═══ Entries supplied
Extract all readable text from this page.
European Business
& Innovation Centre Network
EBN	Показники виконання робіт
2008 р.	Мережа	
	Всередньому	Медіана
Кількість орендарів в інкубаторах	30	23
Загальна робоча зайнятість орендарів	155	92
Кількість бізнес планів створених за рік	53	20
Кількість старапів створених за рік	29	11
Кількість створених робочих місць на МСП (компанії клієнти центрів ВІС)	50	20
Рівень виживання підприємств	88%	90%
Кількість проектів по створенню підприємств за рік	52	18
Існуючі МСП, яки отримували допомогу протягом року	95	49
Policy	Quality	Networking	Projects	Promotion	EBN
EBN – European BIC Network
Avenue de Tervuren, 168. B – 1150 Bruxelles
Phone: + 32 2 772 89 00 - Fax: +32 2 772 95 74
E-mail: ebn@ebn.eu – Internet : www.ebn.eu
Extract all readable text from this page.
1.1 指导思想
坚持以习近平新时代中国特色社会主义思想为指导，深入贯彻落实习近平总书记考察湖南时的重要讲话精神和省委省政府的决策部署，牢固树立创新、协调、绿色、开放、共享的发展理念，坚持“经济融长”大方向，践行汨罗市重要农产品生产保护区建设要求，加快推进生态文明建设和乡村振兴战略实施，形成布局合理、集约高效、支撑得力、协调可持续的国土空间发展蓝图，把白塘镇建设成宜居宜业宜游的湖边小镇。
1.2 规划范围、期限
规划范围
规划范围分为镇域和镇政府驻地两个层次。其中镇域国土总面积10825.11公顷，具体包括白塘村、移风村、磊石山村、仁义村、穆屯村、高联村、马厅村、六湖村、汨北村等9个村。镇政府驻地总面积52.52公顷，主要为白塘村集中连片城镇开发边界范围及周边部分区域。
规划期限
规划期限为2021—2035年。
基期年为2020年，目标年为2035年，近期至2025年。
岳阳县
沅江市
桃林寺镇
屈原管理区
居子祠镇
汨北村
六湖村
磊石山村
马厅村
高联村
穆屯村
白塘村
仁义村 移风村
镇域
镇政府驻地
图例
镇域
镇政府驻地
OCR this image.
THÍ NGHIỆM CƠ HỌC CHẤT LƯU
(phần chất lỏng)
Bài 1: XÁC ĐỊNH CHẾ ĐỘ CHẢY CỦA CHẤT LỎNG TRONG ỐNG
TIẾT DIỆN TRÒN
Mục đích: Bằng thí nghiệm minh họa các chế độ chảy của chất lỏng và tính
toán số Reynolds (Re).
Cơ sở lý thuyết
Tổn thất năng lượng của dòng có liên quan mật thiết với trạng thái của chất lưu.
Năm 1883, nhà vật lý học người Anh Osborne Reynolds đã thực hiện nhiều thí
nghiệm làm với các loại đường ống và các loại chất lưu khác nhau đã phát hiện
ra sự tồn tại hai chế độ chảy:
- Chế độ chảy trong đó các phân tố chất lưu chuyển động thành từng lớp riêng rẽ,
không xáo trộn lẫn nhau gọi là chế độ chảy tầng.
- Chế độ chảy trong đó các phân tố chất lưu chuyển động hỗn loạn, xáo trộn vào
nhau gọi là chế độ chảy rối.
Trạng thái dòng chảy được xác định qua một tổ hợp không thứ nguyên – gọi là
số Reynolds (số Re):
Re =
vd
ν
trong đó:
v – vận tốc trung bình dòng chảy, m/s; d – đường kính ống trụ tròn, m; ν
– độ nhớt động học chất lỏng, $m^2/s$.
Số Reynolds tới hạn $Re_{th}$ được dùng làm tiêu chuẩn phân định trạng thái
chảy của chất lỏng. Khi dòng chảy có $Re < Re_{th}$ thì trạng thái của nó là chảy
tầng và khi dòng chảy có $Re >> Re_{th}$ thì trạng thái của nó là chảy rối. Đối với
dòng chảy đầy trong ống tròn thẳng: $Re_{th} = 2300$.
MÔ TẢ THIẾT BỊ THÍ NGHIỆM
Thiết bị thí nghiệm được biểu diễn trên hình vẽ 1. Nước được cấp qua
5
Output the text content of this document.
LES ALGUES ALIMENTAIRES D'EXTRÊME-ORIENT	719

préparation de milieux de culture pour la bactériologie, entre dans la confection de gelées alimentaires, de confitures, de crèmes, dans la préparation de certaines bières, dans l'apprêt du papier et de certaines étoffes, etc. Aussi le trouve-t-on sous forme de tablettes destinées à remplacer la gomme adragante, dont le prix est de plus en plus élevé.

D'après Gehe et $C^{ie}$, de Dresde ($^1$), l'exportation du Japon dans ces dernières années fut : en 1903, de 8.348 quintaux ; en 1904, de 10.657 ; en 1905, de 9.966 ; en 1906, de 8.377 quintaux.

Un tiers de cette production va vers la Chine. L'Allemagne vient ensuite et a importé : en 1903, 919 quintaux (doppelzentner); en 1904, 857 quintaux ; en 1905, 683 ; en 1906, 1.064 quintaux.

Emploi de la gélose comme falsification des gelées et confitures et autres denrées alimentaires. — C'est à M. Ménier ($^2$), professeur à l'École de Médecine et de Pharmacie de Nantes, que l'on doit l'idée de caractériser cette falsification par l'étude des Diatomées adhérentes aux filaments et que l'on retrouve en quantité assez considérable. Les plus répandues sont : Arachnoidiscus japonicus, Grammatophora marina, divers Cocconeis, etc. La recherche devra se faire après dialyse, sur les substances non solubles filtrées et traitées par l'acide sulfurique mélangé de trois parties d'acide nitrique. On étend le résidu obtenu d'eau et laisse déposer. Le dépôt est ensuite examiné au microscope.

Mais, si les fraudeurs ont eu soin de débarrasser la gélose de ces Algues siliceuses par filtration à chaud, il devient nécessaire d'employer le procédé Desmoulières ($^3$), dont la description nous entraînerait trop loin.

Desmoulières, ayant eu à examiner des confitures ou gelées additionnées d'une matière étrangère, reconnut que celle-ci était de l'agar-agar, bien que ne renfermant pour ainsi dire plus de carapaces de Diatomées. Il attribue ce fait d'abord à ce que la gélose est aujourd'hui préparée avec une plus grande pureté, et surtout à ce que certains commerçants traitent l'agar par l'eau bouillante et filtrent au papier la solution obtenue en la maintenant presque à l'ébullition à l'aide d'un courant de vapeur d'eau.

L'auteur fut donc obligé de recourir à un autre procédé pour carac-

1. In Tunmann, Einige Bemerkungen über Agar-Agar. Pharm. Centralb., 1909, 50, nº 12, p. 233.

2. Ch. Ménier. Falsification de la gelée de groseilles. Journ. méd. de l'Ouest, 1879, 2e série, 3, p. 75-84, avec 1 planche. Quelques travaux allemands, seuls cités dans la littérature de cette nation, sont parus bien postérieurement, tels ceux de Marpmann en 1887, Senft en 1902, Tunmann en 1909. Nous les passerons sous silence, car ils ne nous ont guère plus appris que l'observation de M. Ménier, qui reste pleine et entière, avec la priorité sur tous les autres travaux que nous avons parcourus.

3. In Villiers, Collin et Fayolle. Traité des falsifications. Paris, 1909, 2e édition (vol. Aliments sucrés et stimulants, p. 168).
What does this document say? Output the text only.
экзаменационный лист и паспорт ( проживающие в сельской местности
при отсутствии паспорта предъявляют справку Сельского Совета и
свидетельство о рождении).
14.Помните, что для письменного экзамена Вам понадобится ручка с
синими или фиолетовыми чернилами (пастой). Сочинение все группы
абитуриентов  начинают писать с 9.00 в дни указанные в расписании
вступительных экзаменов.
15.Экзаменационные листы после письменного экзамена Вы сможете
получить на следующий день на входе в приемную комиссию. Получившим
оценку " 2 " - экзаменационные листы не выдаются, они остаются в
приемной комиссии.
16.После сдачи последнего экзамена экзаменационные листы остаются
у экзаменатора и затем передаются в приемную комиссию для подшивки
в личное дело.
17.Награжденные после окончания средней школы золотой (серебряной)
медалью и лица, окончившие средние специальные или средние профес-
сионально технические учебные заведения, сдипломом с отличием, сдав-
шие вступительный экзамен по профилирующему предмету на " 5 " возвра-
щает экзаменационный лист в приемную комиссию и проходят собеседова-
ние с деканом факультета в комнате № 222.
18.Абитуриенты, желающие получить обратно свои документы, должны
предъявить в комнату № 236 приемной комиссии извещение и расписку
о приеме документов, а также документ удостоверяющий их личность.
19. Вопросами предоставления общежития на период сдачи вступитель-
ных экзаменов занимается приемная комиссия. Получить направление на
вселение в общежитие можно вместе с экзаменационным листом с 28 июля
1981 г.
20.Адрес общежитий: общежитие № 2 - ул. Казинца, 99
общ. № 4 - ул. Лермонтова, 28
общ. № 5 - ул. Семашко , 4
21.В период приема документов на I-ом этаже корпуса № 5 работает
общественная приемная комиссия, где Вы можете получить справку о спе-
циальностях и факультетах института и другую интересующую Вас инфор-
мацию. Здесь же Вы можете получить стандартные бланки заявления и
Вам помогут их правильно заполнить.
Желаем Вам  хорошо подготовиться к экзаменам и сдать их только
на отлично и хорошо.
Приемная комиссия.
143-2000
══════
§ **Required work**
Copy every line above in which the string "dòng" shows up.

§ **Written solution**
Tổn thất năng lượng của dòng có liên quan mật thiết với trạng thái của chất lưu.
Trạng thái dòng chảy được xác định qua một tổ hợp không thứ nguyên – gọi là
v – vận tốc trung bình dòng chảy, m/s; d – đường kính ống trụ tròn, m; ν
chảy của chất lỏng. Khi dòng chảy có $Re < Re_{th}$ thì trạng thái của nó là chảy
tầng và khi dòng chảy có $Re >> Re_{th}$ thì trạng thái của nó là chảy rối. Đối với
dòng chảy đầy trong ống tròn thẳng: $Re_{th} = 2300$.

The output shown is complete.